• [OBJECTIVE]: Extract every entry word for word.

• [EXERCISE DATA]:
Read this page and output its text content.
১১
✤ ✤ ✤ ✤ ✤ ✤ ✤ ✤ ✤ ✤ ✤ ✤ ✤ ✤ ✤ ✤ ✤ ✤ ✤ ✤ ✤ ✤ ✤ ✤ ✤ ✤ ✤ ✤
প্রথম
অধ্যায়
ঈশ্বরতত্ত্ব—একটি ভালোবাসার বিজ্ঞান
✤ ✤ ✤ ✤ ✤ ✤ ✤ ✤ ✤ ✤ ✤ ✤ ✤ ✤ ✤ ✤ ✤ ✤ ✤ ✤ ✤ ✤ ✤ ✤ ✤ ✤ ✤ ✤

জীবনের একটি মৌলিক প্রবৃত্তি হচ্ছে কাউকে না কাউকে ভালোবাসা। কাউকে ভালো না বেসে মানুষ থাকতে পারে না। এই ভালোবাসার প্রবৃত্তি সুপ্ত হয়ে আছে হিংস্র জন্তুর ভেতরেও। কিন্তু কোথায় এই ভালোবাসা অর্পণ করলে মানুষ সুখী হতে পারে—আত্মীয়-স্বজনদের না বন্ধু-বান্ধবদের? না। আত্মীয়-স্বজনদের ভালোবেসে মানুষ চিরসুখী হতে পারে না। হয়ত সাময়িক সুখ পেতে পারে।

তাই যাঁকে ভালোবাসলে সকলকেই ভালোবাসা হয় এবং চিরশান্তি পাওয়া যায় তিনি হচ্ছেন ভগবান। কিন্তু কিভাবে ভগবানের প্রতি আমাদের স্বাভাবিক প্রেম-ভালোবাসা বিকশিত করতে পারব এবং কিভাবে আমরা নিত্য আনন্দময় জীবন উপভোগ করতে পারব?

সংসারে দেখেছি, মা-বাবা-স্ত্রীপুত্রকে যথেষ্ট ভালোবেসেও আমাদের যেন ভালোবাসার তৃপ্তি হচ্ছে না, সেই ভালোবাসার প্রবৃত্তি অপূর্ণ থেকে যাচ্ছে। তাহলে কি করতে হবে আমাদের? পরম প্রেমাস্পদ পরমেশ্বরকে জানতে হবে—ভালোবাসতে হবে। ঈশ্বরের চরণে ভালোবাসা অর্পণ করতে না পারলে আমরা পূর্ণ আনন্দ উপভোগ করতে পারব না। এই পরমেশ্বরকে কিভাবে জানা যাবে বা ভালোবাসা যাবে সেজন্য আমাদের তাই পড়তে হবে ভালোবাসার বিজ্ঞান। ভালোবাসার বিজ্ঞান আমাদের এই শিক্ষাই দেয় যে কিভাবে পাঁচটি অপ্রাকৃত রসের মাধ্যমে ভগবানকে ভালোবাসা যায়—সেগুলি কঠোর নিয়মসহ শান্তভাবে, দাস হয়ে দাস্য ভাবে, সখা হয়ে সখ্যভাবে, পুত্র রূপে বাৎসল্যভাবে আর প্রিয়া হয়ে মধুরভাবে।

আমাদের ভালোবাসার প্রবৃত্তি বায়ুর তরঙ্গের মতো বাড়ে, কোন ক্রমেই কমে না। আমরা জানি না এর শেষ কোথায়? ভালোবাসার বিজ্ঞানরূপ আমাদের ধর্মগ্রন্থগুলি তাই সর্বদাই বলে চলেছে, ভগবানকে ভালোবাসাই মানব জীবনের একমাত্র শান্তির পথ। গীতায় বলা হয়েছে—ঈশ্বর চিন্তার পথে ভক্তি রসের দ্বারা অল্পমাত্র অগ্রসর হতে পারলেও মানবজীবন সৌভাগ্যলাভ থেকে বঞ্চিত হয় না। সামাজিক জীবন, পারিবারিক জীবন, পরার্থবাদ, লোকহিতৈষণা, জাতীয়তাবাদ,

• [SOLUTION]:
Read this page and output its text content.
১১
✤ ✤ ✤ ✤ ✤ ✤ ✤ ✤ ✤ ✤ ✤ ✤ ✤ ✤ ✤ ✤ ✤ ✤ ✤ ✤ ✤ ✤ ✤ ✤ ✤ ✤ ✤ ✤
প্রথম
অধ্যায়
ঈশ্বরতত্ত্ব—একটি ভালোবাসার বিজ্ঞান
✤ ✤ ✤ ✤ ✤ ✤ ✤ ✤ ✤ ✤ ✤ ✤ ✤ ✤ ✤ ✤ ✤ ✤ ✤ ✤ ✤ ✤ ✤ ✤ ✤ ✤ ✤ ✤

জীবনের একটি মৌলিক প্রবৃত্তি হচ্ছে কাউকে না কাউকে ভালোবাসা। কাউকে ভালো না বেসে মানুষ থাকতে পারে না। এই ভালোবাসার প্রবৃত্তি সুপ্ত হয়ে আছে হিংস্র জন্তুর ভেতরেও। কিন্তু কোথায় এই ভালোবাসা অর্পণ করলে মানুষ সুখী হতে পারে—আত্মীয়-স্বজনদের না বন্ধু-বান্ধবদের? না। আত্মীয়-স্বজনদের ভালোবেসে মানুষ চিরসুখী হতে পারে না। হয়ত সাময়িক সুখ পেতে পারে।

তাই যাঁকে ভালোবাসলে সকলকেই ভালোবাসা হয় এবং চিরশান্তি পাওয়া যায় তিনি হচ্ছেন ভগবান। কিন্তু কিভাবে ভগবানের প্রতি আমাদের স্বাভাবিক প্রেম-ভালোবাসা বিকশিত করতে পারব এবং কিভাবে আমরা নিত্য আনন্দময় জীবন উপভোগ করতে পারব?

সংসারে দেখেছি, মা-বাবা-স্ত্রীপুত্রকে যথেষ্ট ভালোবেসেও আমাদের যেন ভালোবাসার তৃপ্তি হচ্ছে না, সেই ভালোবাসার প্রবৃত্তি অপূর্ণ থেকে যাচ্ছে। তাহলে কি করতে হবে আমাদের? পরম প্রেমাস্পদ পরমেশ্বরকে জানতে হবে—ভালোবাসতে হবে। ঈশ্বরের চরণে ভালোবাসা অর্পণ করতে না পারলে আমরা পূর্ণ আনন্দ উপভোগ করতে পারব না। এই পরমেশ্বরকে কিভাবে জানা যাবে বা ভালোবাসা যাবে সেজন্য আমাদের তাই পড়তে হবে ভালোবাসার বিজ্ঞান। ভালোবাসার বিজ্ঞান আমাদের এই শিক্ষাই দেয় যে কিভাবে পাঁচটি অপ্রাকৃত রসের মাধ্যমে ভগবানকে ভালোবাসা যায়—সেগুলি কঠোর নিয়মসহ শান্তভাবে, দাস হয়ে দাস্য ভাবে, সখা হয়ে সখ্যভাবে, পুত্র রূপে বাৎসল্যভাবে আর প্রিয়া হয়ে মধুরভাবে।

আমাদের ভালোবাসার প্রবৃত্তি বায়ুর তরঙ্গের মতো বাড়ে, কোন ক্রমেই কমে না। আমরা জানি না এর শেষ কোথায়? ভালোবাসার বিজ্ঞানরূপ আমাদের ধর্মগ্রন্থগুলি তাই সর্বদাই বলে চলেছে, ভগবানকে ভালোবাসাই মানব জীবনের একমাত্র শান্তির পথ। গীতায় বলা হয়েছে—ঈশ্বর চিন্তার পথে ভক্তি রসের দ্বারা অল্পমাত্র অগ্রসর হতে পারলেও মানবজীবন সৌভাগ্যলাভ থেকে বঞ্চিত হয় না। সামাজিক জীবন, পারিবারিক জীবন, পরার্থবাদ, লোকহিতৈষণা, জাতীয়তাবাদ,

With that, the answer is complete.